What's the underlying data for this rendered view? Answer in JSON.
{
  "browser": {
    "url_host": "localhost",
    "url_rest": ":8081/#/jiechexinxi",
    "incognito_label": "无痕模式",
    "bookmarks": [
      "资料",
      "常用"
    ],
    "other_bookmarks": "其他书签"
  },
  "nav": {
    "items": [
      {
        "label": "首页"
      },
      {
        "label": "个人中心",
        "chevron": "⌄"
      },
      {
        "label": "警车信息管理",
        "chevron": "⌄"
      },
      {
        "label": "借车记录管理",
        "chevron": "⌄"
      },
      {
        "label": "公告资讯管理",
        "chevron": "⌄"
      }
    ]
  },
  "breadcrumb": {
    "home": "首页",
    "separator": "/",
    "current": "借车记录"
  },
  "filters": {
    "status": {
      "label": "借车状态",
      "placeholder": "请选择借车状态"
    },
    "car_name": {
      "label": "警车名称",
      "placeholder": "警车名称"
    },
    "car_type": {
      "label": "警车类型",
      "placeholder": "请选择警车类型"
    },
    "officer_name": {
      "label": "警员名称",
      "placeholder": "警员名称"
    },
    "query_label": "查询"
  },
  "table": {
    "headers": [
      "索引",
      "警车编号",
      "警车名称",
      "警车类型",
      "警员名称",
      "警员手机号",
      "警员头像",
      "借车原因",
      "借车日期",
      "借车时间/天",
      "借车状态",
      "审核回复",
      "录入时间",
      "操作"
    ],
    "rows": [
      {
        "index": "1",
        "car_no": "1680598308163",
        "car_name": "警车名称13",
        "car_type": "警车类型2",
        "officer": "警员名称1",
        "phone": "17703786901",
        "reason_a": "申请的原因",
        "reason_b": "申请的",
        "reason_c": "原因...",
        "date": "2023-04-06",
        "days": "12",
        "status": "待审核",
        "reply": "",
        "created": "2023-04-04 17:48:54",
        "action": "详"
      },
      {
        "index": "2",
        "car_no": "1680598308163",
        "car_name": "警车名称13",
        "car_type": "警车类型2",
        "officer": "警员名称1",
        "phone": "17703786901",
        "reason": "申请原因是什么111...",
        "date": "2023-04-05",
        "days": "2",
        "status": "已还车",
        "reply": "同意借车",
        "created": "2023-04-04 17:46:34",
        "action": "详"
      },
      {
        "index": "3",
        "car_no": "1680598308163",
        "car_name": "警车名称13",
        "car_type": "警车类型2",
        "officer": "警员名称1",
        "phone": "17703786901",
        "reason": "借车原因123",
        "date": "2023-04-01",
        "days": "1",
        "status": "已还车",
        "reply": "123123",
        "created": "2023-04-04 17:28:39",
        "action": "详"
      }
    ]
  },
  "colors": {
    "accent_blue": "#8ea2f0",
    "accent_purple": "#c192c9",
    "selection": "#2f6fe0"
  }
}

* [Stated exercise]:
Output the entries exactly.

* [Task result]:
What's the underlying data for this rendered view? Answer in JSON.
{
  "browser": {
    "url_host": "localhost",
    "url_rest": ":8081/#/jiechexinxi",
    "incognito_label": "无痕模式",
    "bookmarks": [
      "资料",
      "常用"
    ],
    "other_bookmarks": "其他书签"
  },
  "nav": {
    "items": [
      {
        "label": "首页"
      },
      {
        "label": "个人中心",
        "chevron": "⌄"
      },
      {
        "label": "警车信息管理",
        "chevron": "⌄"
      },
      {
        "label": "借车记录管理",
        "chevron": "⌄"
      },
      {
        "label": "公告资讯管理",
        "chevron": "⌄"
      }
    ]
  },
  "breadcrumb": {
    "home": "首页",
    "separator": "/",
    "current": "借车记录"
  },
  "filters": {
    "status": {
      "label": "借车状态",
      "placeholder": "请选择借车状态"
    },
    "car_name": {
      "label": "警车名称",
      "placeholder": "警车名称"
    },
    "car_type": {
      "label": "警车类型",
      "placeholder": "请选择警车类型"
    },
    "officer_name": {
      "label": "警员名称",
      "placeholder": "警员名称"
    },
    "query_label": "查询"
  },
  "table": {
    "headers": [
      "索引",
      "警车编号",
      "警车名称",
      "警车类型",
      "警员名称",
      "警员手机号",
      "警员头像",
      "借车原因",
      "借车日期",
      "借车时间/天",
      "借车状态",
      "审核回复",
      "录入时间",
      "操作"
    ],
    "rows": [
      {
        "index": "1",
        "car_no": "1680598308163",
        "car_name": "警车名称13",
        "car_type": "警车类型2",
        "officer": "警员名称1",
        "phone": "17703786901",
        "reason_a": "申请的原因",
        "reason_b": "申请的",
        "reason_c": "原因...",
        "date": "2023-04-06",
        "days": "12",
        "status": "待审核",
        "reply": "",
        "created": "2023-04-04 17:48:54",
        "action": "详"
      },
      {
        "index": "2",
        "car_no": "1680598308163",
        "car_name": "警车名称13",
        "car_type": "警车类型2",
        "officer": "警员名称1",
        "phone": "17703786901",
        "reason": "申请原因是什么111...",
        "date": "2023-04-05",
        "days": "2",
        "status": "已还车",
        "reply": "同意借车",
        "created": "2023-04-04 17:46:34",
        "action": "详"
      },
      {
        "index": "3",
        "car_no": "1680598308163",
        "car_name": "警车名称13",
        "car_type": "警车类型2",
        "officer": "警员名称1",
        "phone": "17703786901",
        "reason": "借车原因123",
        "date": "2023-04-01",
        "days": "1",
        "status": "已还车",
        "reply": "123123",
        "created": "2023-04-04 17:28:39",
        "action": "详"
      }
    ]
  },
  "colors": {
    "accent_blue": "#8ea2f0",
    "accent_purple": "#c192c9",
    "selection": "#2f6fe0"
  }
}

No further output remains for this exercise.